[Entries from a dataset]
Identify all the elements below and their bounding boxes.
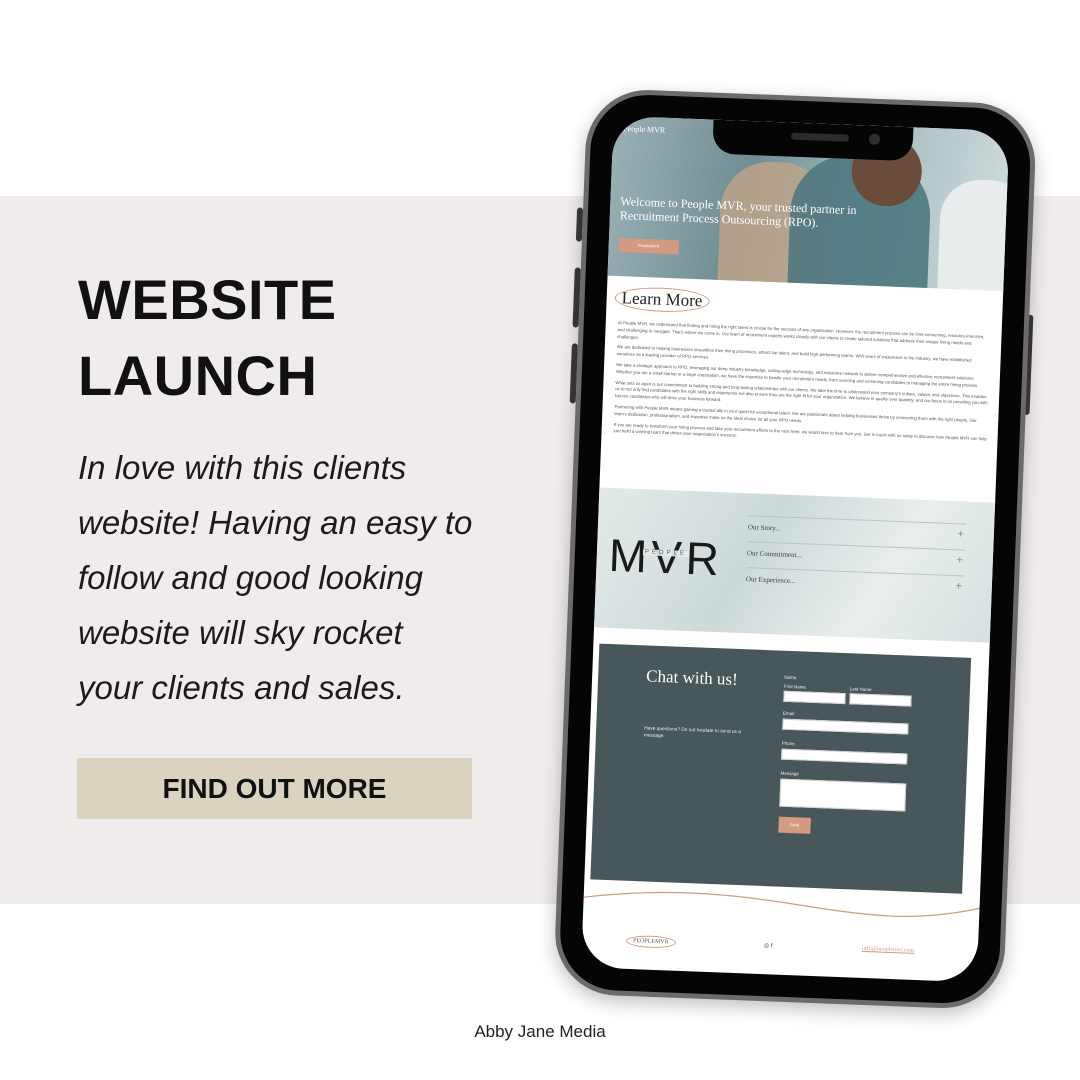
blurb-line: In love with this clients xyxy=(78,449,407,486)
headline-line-1: WEBSITE xyxy=(78,268,337,331)
contact-section: Chat with us! Have questions? Do not hes… xyxy=(590,643,972,894)
last-name-field[interactable] xyxy=(849,693,912,707)
plus-icon: + xyxy=(956,554,964,567)
headline-line-2: LAUNCH xyxy=(78,344,318,407)
accordion-label: Our Story... xyxy=(747,523,781,533)
hero-photo-shape xyxy=(936,178,1010,291)
speaker-grille xyxy=(790,132,850,142)
chat-subtitle: Have questions? Do not hesitate to send … xyxy=(643,726,742,740)
first-name-field[interactable] xyxy=(783,690,846,705)
first-name-label: First Name xyxy=(783,683,807,690)
phone-label: Phone xyxy=(781,740,795,747)
mvr-logo: MVR xyxy=(607,528,724,586)
intro-paragraphs: At People MVR, we understand that findin… xyxy=(613,320,991,453)
blurb-line: follow and good looking xyxy=(78,559,423,596)
blurb-line: website will sky rocket xyxy=(78,614,403,651)
blurb-line: your clients and sales. xyxy=(78,669,405,706)
blurb: In love with this clients website! Havin… xyxy=(78,440,518,715)
find-out-more-button[interactable]: FIND OUT MORE xyxy=(77,758,472,819)
learn-more-heading: Learn More xyxy=(614,285,710,314)
phone-screen: People MVR Welcome to People MVR, your t… xyxy=(580,115,1010,983)
email-field[interactable] xyxy=(782,718,909,735)
hero-button[interactable]: PeopleMVR xyxy=(618,238,679,255)
phone-field[interactable] xyxy=(781,748,908,765)
phone-body: People MVR Welcome to People MVR, your t… xyxy=(552,87,1038,1011)
site-brand[interactable]: People MVR xyxy=(623,124,665,135)
mvr-section: MVR PEOPLE Our Story... + Our Commitment… xyxy=(594,487,996,643)
send-button[interactable]: Send xyxy=(778,816,811,834)
email-label: Email xyxy=(782,710,795,717)
credit-text: Abby Jane Media xyxy=(474,1022,606,1041)
message-label: Message xyxy=(780,770,799,777)
plus-icon: + xyxy=(957,528,965,541)
camera-icon xyxy=(868,133,881,145)
last-name-label: Last Name xyxy=(849,686,872,693)
headline: WEBSITE LAUNCH xyxy=(78,262,337,414)
footer-email-link[interactable]: info@peoplemvr.com xyxy=(862,946,915,954)
plus-icon: + xyxy=(955,580,963,593)
accordion-label: Our Experience... xyxy=(745,575,796,586)
footer-logo[interactable]: PEOPLEMVR xyxy=(625,934,676,949)
phone-mockup: People MVR Welcome to People MVR, your t… xyxy=(539,87,1050,1021)
blurb-line: website! Having an easy to xyxy=(78,504,473,541)
accordion-label: Our Commitment... xyxy=(746,549,802,560)
name-label: Name xyxy=(784,674,797,681)
chat-title: Chat with us! xyxy=(645,666,739,689)
social-icons[interactable]: ◎ f xyxy=(764,942,773,949)
message-field[interactable] xyxy=(779,778,907,812)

What the task asks =>
Could you render every row above as a numbered list, dropping blank lines and leaving out the pictures?

Written response =>
1. Identify all the elements below and their bounding boxes.
2. blurb-line: In love with this clients xyxy=(78,449,407,486)
3. headline-line-1: WEBSITE xyxy=(78,268,337,331)
4. contact-section: Chat with us! Have questions? Do not hes… xyxy=(590,643,972,894)
5. last-name-field[interactable] xyxy=(849,693,912,707)
6. plus-icon: + xyxy=(956,554,964,567)
7. headline-line-2: LAUNCH xyxy=(78,344,318,407)
8. accordion-label: Our Story... xyxy=(747,523,781,533)
9. hero-photo-shape xyxy=(936,178,1010,291)
10. speaker-grille xyxy=(790,132,850,142)
11. chat-subtitle: Have questions? Do not hesitate to send … xyxy=(643,726,742,740)
12. first-name-field[interactable] xyxy=(783,690,846,705)
13. first-name-label: First Name xyxy=(783,683,807,690)
14. phone-label: Phone xyxy=(781,740,795,747)
15. mvr-logo: MVR xyxy=(607,528,724,586)
16. intro-paragraphs: At People MVR, we understand that findin… xyxy=(613,320,991,453)
17. blurb-line: follow and good looking xyxy=(78,559,423,596)
18. blurb-line: website will sky rocket xyxy=(78,614,403,651)
19. blurb-line: your clients and sales. xyxy=(78,669,405,706)
20. blurb: In love with this clients website! Havin… xyxy=(78,440,518,715)
21. find-out-more-button[interactable]: FIND OUT MORE xyxy=(77,758,472,819)
22. learn-more-heading: Learn More xyxy=(614,285,710,314)
23. phone-screen: People MVR Welcome to People MVR, your t… xyxy=(580,115,1010,983)
24. email-field[interactable] xyxy=(782,718,909,735)
25. hero-button[interactable]: PeopleMVR xyxy=(618,238,679,255)
26. phone-field[interactable] xyxy=(781,748,908,765)
27. phone-body: People MVR Welcome to People MVR, your t… xyxy=(552,87,1038,1011)
28. site-brand[interactable]: People MVR xyxy=(623,124,665,135)
29. mvr-section: MVR PEOPLE Our Story... + Our Commitment… xyxy=(594,487,996,643)
30. send-button[interactable]: Send xyxy=(778,816,811,834)
31. email-label: Email xyxy=(782,710,795,717)
32. credit-text: Abby Jane Media xyxy=(474,1022,606,1041)
33. message-label: Message xyxy=(780,770,799,777)
34. plus-icon: + xyxy=(957,528,965,541)
35. camera-icon xyxy=(868,133,881,145)
36. last-name-label: Last Name xyxy=(849,686,872,693)
37. headline: WEBSITE LAUNCH xyxy=(78,262,337,414)
38. footer-email-link[interactable]: info@peoplemvr.com xyxy=(862,946,915,954)
39. plus-icon: + xyxy=(955,580,963,593)
40. accordion-label: Our Experience... xyxy=(745,575,796,586)
41. footer-logo[interactable]: PEOPLEMVR xyxy=(625,934,676,949)
42. phone-mockup: People MVR Welcome to People MVR, your t… xyxy=(539,87,1050,1021)
43. blurb-line: website! Having an easy to xyxy=(78,504,473,541)
44. accordion-label: Our Commitment... xyxy=(746,549,802,560)
45. name-label: Name xyxy=(784,674,797,681)
46. chat-title: Chat with us! xyxy=(645,666,739,689)
47. social-icons[interactable]: ◎ f xyxy=(764,942,773,949)
48. message-field[interactable] xyxy=(779,778,907,812)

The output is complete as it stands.